Copy each line of the entries that contains the word "subtitle".

» **Excerpted records**:

START

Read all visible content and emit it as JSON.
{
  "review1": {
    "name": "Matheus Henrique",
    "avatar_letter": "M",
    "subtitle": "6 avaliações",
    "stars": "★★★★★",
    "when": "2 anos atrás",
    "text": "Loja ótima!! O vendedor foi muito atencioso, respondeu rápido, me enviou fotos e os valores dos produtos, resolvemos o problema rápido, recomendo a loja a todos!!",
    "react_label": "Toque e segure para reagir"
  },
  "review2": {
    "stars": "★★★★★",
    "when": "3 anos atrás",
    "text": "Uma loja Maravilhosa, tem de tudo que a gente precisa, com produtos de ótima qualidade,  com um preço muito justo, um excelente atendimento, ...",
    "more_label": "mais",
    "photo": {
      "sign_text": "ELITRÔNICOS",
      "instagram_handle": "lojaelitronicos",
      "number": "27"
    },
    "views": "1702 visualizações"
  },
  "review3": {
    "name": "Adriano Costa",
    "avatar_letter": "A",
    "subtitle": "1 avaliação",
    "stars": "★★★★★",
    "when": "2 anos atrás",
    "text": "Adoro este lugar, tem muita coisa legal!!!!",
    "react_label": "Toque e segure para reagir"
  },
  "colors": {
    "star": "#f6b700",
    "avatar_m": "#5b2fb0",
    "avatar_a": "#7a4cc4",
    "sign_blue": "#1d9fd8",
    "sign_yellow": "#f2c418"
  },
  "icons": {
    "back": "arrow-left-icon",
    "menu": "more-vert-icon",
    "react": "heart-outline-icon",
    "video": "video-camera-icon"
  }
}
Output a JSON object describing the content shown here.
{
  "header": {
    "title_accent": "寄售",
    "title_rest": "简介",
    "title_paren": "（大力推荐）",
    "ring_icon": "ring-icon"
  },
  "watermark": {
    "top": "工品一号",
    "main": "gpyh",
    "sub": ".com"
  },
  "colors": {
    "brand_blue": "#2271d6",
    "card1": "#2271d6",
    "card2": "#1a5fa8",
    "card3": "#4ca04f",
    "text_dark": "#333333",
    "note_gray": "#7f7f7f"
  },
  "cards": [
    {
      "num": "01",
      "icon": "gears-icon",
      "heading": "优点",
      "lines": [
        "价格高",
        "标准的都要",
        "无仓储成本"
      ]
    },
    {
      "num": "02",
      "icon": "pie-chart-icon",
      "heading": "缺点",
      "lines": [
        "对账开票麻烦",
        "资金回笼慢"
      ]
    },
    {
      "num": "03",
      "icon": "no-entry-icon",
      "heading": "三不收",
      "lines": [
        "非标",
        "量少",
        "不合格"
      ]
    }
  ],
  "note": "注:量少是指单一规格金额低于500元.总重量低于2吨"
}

END

» **Result of this task**:
    "subtitle": "6 avaliações",
    "subtitle": "1 avaliação",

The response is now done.